**Given request**
Find every line in the records below that holds the word "this" and copy it.

Start

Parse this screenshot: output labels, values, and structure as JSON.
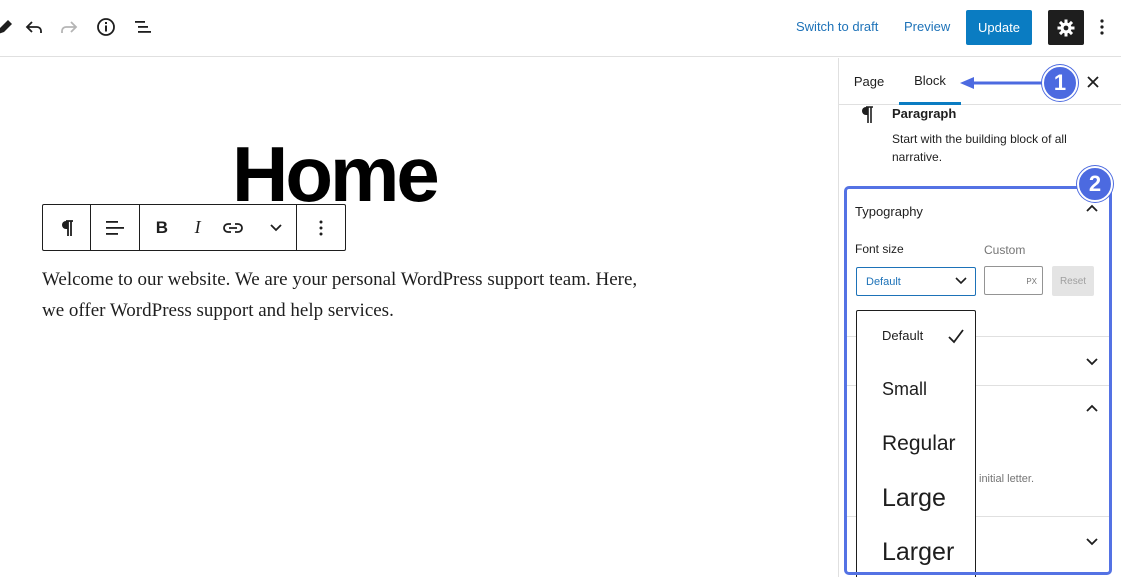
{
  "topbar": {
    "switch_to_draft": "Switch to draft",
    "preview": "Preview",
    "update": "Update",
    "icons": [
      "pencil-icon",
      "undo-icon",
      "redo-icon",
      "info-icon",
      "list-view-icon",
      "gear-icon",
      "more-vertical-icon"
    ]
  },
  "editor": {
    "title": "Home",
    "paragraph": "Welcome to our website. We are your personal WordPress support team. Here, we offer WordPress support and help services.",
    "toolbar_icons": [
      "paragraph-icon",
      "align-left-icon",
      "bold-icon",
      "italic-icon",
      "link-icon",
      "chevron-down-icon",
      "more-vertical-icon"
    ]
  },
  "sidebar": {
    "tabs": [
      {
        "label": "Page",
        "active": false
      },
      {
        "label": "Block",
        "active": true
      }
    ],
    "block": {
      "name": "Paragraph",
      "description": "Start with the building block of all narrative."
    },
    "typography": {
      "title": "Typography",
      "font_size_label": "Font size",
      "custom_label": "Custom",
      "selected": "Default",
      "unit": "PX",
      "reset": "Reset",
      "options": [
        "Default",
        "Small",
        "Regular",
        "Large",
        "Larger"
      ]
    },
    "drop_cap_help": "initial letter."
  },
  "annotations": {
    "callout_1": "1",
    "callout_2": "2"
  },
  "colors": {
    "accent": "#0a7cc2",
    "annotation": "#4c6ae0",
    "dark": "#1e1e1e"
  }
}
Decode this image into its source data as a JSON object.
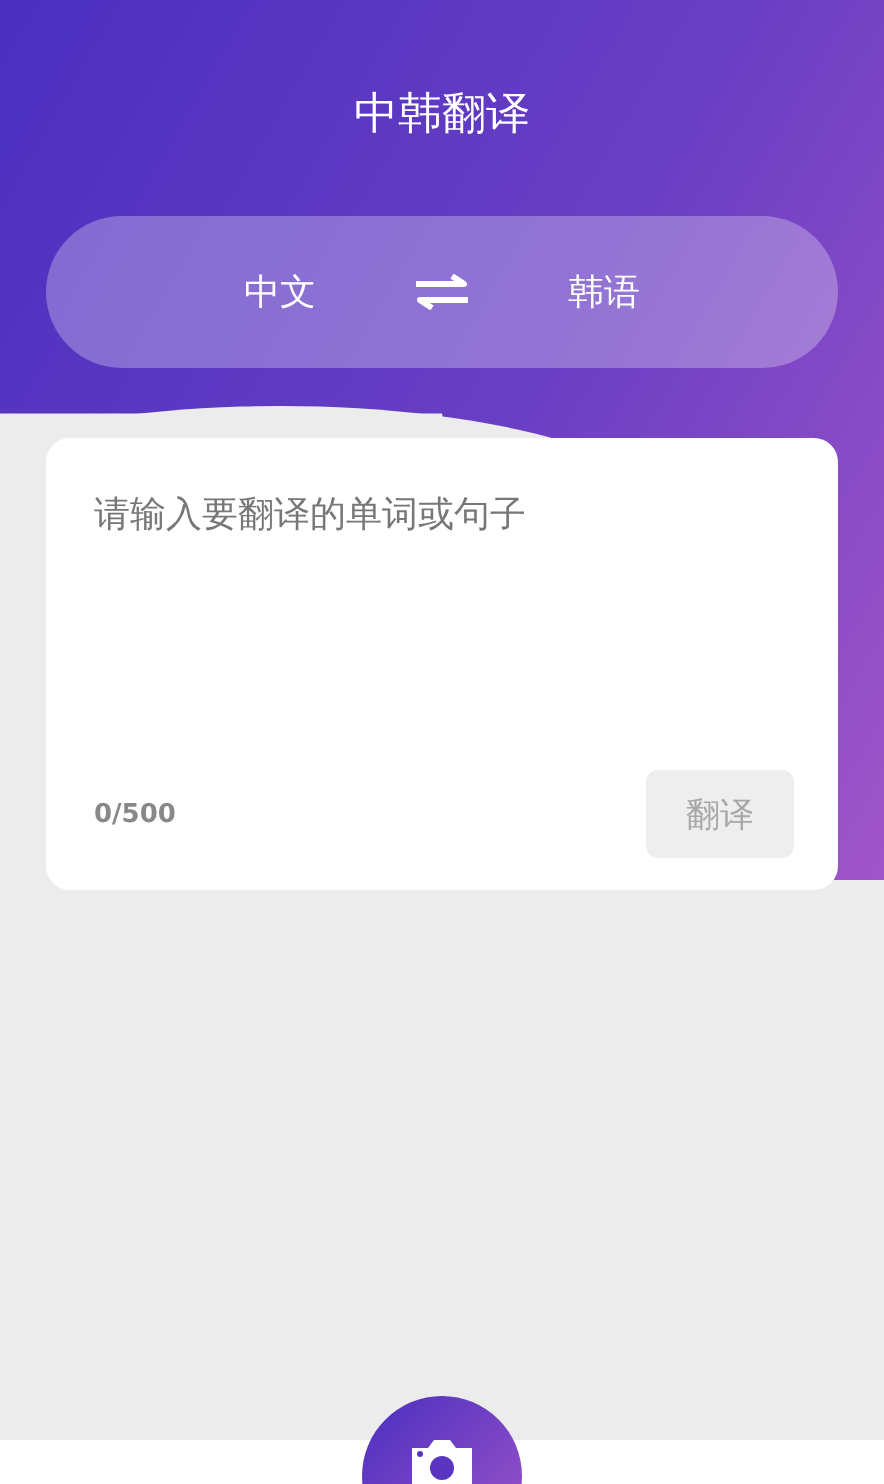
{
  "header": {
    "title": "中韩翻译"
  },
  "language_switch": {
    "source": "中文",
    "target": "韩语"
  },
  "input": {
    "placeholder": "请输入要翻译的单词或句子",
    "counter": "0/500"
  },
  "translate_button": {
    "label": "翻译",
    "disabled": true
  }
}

End

**Answer for the task**
Parse this screenshot: output labels, values, and structure as JSON.
Decode this image into its source data as a JSON object.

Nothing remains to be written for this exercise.